↓↓↓

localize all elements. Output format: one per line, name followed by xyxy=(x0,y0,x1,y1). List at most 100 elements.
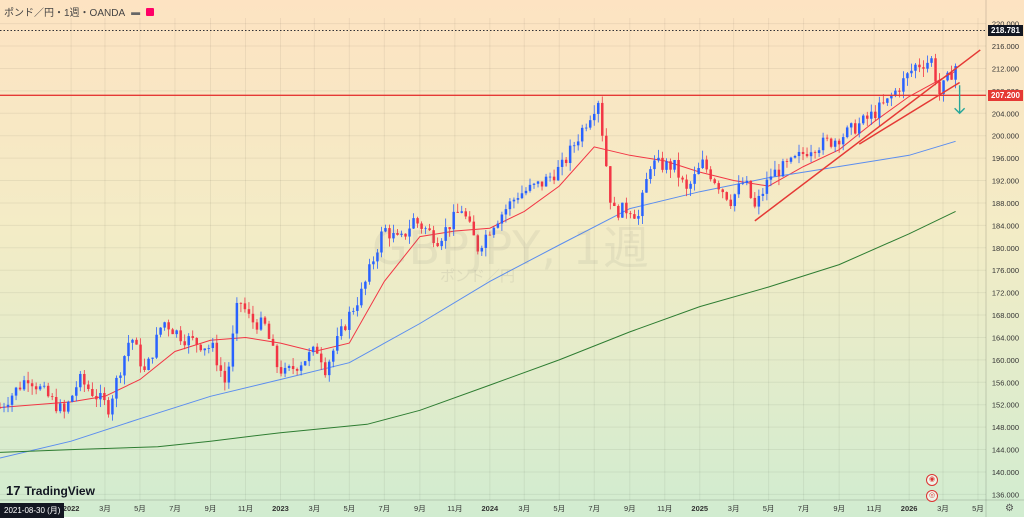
candle-body xyxy=(641,192,644,217)
candle-body xyxy=(564,159,568,164)
candle-body xyxy=(460,211,463,213)
candle-body xyxy=(673,159,676,170)
candle-body xyxy=(653,160,656,170)
y-tick-label: 204.000 xyxy=(992,109,1019,118)
candle-body xyxy=(444,227,447,241)
candle-body xyxy=(649,169,652,180)
candle-body xyxy=(376,252,379,262)
candle-body xyxy=(524,190,528,194)
candle-body xyxy=(681,177,684,180)
candle-body xyxy=(472,221,476,236)
candle-body xyxy=(717,183,720,190)
candle-body xyxy=(821,137,825,151)
x-tick-label: 11月 xyxy=(867,504,882,513)
gear-icon[interactable]: ⚙ xyxy=(1005,503,1014,514)
candle-body xyxy=(697,168,700,175)
candle-body xyxy=(452,211,455,230)
candle-body xyxy=(187,336,190,346)
candle-body xyxy=(368,264,371,282)
trendline xyxy=(754,49,981,222)
candle-body xyxy=(725,192,728,200)
candle-body xyxy=(271,338,275,346)
candle-body xyxy=(629,213,632,215)
candle-body xyxy=(580,127,584,142)
symbol-title[interactable]: ポンド／円・1週・OANDA xyxy=(4,8,126,19)
drawings[interactable] xyxy=(0,30,986,222)
x-tick-label: 3月 xyxy=(518,504,530,513)
candle-body xyxy=(30,383,34,387)
x-tick-label: 2022 xyxy=(63,504,80,513)
moving-average-long xyxy=(0,210,956,453)
candle-body xyxy=(733,194,737,207)
candle-body xyxy=(127,342,130,357)
y-tick-label: 176.000 xyxy=(992,266,1019,275)
candle-body xyxy=(62,403,66,412)
candle-body xyxy=(119,375,122,378)
candle-body xyxy=(227,366,231,383)
candle-body xyxy=(677,159,680,178)
candle-body xyxy=(769,176,773,180)
candle-body xyxy=(829,138,833,147)
candle-body xyxy=(480,247,484,252)
candle-body xyxy=(592,113,596,121)
candle-body xyxy=(91,389,94,396)
candle-body xyxy=(440,240,443,247)
candle-body xyxy=(528,184,532,191)
candle-body xyxy=(147,358,150,370)
candle-body xyxy=(825,137,829,139)
candle-body xyxy=(155,334,158,358)
candle-body xyxy=(243,303,247,310)
y-tick-label: 136.000 xyxy=(992,490,1019,499)
y-tick-label: 212.000 xyxy=(992,64,1019,73)
candle-body xyxy=(179,330,182,342)
candle-body xyxy=(319,353,323,363)
candle-body xyxy=(492,227,496,235)
candle-body xyxy=(219,365,223,371)
candle-body xyxy=(882,102,885,104)
candle-body xyxy=(163,322,166,328)
alert-icon[interactable]: ◉ xyxy=(926,474,938,486)
candle-body xyxy=(584,127,588,129)
flag-icon[interactable] xyxy=(146,7,155,16)
candle-body xyxy=(809,152,813,157)
candle-body xyxy=(862,115,865,124)
candle-body xyxy=(384,228,387,232)
time-axis[interactable]: 2022 3月 5月 7月 9月 11月 2023 3月 5月 7月 9月 11月 2024 3月 5月 7月… xyxy=(0,499,1024,513)
candle-body xyxy=(344,326,347,330)
candle-body xyxy=(332,350,335,362)
candle-body xyxy=(207,348,211,349)
x-tick-label: 11月 xyxy=(657,504,672,513)
candle-body xyxy=(75,387,78,396)
candle-body xyxy=(745,180,749,183)
candle-body xyxy=(67,401,70,412)
candle-body xyxy=(817,150,821,154)
candle-body xyxy=(805,154,809,157)
candle-body xyxy=(773,169,777,177)
candle-body xyxy=(520,193,524,199)
candle-body xyxy=(797,151,801,156)
tradingview-logo[interactable]: 17 TradingView xyxy=(6,483,95,498)
candle-body xyxy=(689,183,692,189)
candle-body xyxy=(617,205,620,218)
candle-body xyxy=(833,140,837,147)
candle-body xyxy=(424,228,427,230)
candle-body xyxy=(500,214,504,224)
y-tick-label: 144.000 xyxy=(992,446,1019,455)
candle-body xyxy=(536,181,540,184)
y-tick-label: 180.000 xyxy=(992,244,1019,253)
candle-body xyxy=(340,326,343,337)
candle-body xyxy=(785,161,789,162)
minus-icon[interactable]: ▬ xyxy=(131,6,141,17)
candle-body xyxy=(906,73,909,79)
candle-body xyxy=(845,127,849,138)
x-tick-label: 2024 xyxy=(482,504,500,513)
y-tick-label: 160.000 xyxy=(992,356,1019,365)
candle-body xyxy=(661,157,664,170)
event-icon[interactable]: ◎ xyxy=(926,490,938,502)
candle-body xyxy=(898,90,901,92)
candle-body xyxy=(890,95,893,99)
price-badge-current: 218.781 xyxy=(988,24,1023,36)
candle-body xyxy=(79,373,82,388)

↑↑↑

_Stated problem_:
Put each line of the listing above into a JSON list of strings, one string per line, and skip blank lines. Leave the picture out.

_Solved exercise_:
[
  "localize all elements. Output format: one per line, name followed by xyxy=(x0,y0,x1,y1). List at most 100 elements.",
  "candle-body xyxy=(641,192,644,217)",
  "candle-body xyxy=(564,159,568,164)",
  "candle-body xyxy=(460,211,463,213)",
  "candle-body xyxy=(673,159,676,170)",
  "candle-body xyxy=(653,160,656,170)",
  "y-tick-label: 204.000 xyxy=(992,109,1019,118)",
  "candle-body xyxy=(444,227,447,241)",
  "candle-body xyxy=(649,169,652,180)",
  "candle-body xyxy=(376,252,379,262)",
  "candle-body xyxy=(524,190,528,194)",
  "candle-body xyxy=(681,177,684,180)",
  "candle-body xyxy=(472,221,476,236)",
  "candle-body xyxy=(717,183,720,190)",
  "candle-body xyxy=(821,137,825,151)",
  "x-tick-label: 11月 xyxy=(867,504,882,513)",
  "gear-icon[interactable]: ⚙ xyxy=(1005,503,1014,514)",
  "candle-body xyxy=(697,168,700,175)",
  "candle-body xyxy=(452,211,455,230)",
  "candle-body xyxy=(187,336,190,346)",
  "candle-body xyxy=(368,264,371,282)",
  "trendline xyxy=(754,49,981,222)",
  "candle-body xyxy=(725,192,728,200)",
  "candle-body xyxy=(271,338,275,346)",
  "candle-body xyxy=(629,213,632,215)",
  "candle-body xyxy=(580,127,584,142)",
  "symbol-title[interactable]: ポンド／円・1週・OANDA xyxy=(4,8,126,19)",
  "drawings[interactable] xyxy=(0,30,986,222)",
  "x-tick-label: 3月 xyxy=(518,504,530,513)",
  "candle-body xyxy=(30,383,34,387)",
  "x-tick-label: 2022 xyxy=(63,504,80,513)",
  "moving-average-long xyxy=(0,210,956,453)",
  "candle-body xyxy=(733,194,737,207)",
  "candle-body xyxy=(127,342,130,357)",
  "y-tick-label: 176.000 xyxy=(992,266,1019,275)",
  "candle-body xyxy=(62,403,66,412)",
  "candle-body xyxy=(119,375,122,378)",
  "candle-body xyxy=(227,366,231,383)",
  "candle-body xyxy=(677,159,680,178)",
  "candle-body xyxy=(769,176,773,180)",
  "candle-body xyxy=(829,138,833,147)",
  "candle-body xyxy=(480,247,484,252)",
  "candle-body xyxy=(592,113,596,121)",
  "candle-body xyxy=(91,389,94,396)",
  "candle-body xyxy=(440,240,443,247)",
  "candle-body xyxy=(528,184,532,191)",
  "candle-body xyxy=(147,358,150,370)",
  "candle-body xyxy=(825,137,829,139)",
  "candle-body xyxy=(155,334,158,358)",
  "candle-body xyxy=(243,303,247,310)",
  "y-tick-label: 136.000 xyxy=(992,490,1019,499)",
  "y-tick-label: 212.000 xyxy=(992,64,1019,73)",
  "candle-body xyxy=(179,330,182,342)",
  "candle-body xyxy=(319,353,323,363)",
  "candle-body xyxy=(492,227,496,235)",
  "candle-body xyxy=(219,365,223,371)",
  "candle-body xyxy=(882,102,885,104)",
  "candle-body xyxy=(163,322,166,328)",
  "alert-icon[interactable]: ◉ xyxy=(926,474,938,486)",
  "candle-body xyxy=(584,127,588,129)",
  "flag-icon[interactable] xyxy=(146,7,155,16)",
  "candle-body xyxy=(809,152,813,157)",
  "candle-body xyxy=(862,115,865,124)",
  "candle-body xyxy=(384,228,387,232)",
  "time-axis[interactable]: 2022 3月 5月 7月 9月 11月 2023 3月 5月 7月 9月 11月 2024 3月 5月 7月… xyxy=(0,499,1024,513)",
  "candle-body xyxy=(344,326,347,330)",
  "candle-body xyxy=(332,350,335,362)",
  "candle-body xyxy=(207,348,211,349)",
  "x-tick-label: 11月 xyxy=(657,504,672,513)",
  "candle-body xyxy=(75,387,78,396)",
  "candle-body xyxy=(745,180,749,183)",
  "candle-body xyxy=(67,401,70,412)",
  "candle-body xyxy=(817,150,821,154)",
  "candle-body xyxy=(805,154,809,157)",
  "candle-body xyxy=(773,169,777,177)",
  "candle-body xyxy=(520,193,524,199)",
  "candle-body xyxy=(797,151,801,156)",
  "tradingview-logo[interactable]: 17 TradingView xyxy=(6,483,95,498)",
  "candle-body xyxy=(689,183,692,189)",
  "candle-body xyxy=(617,205,620,218)",
  "candle-body xyxy=(833,140,837,147)",
  "candle-body xyxy=(424,228,427,230)",
  "candle-body xyxy=(500,214,504,224)",
  "y-tick-label: 144.000 xyxy=(992,446,1019,455)",
  "candle-body xyxy=(536,181,540,184)",
  "y-tick-label: 180.000 xyxy=(992,244,1019,253)",
  "candle-body xyxy=(340,326,343,337)",
  "candle-body xyxy=(785,161,789,162)",
  "minus-icon[interactable]: ▬ xyxy=(131,6,141,17)",
  "candle-body xyxy=(906,73,909,79)",
  "candle-body xyxy=(845,127,849,138)",
  "x-tick-label: 2024 xyxy=(482,504,500,513)",
  "y-tick-label: 160.000 xyxy=(992,356,1019,365)",
  "candle-body xyxy=(661,157,664,170)",
  "event-icon[interactable]: ◎ xyxy=(926,490,938,502)",
  "candle-body xyxy=(898,90,901,92)",
  "candle-body xyxy=(890,95,893,99)",
  "price-badge-current: 218.781 xyxy=(988,24,1023,36)",
  "candle-body xyxy=(79,373,82,388)"
]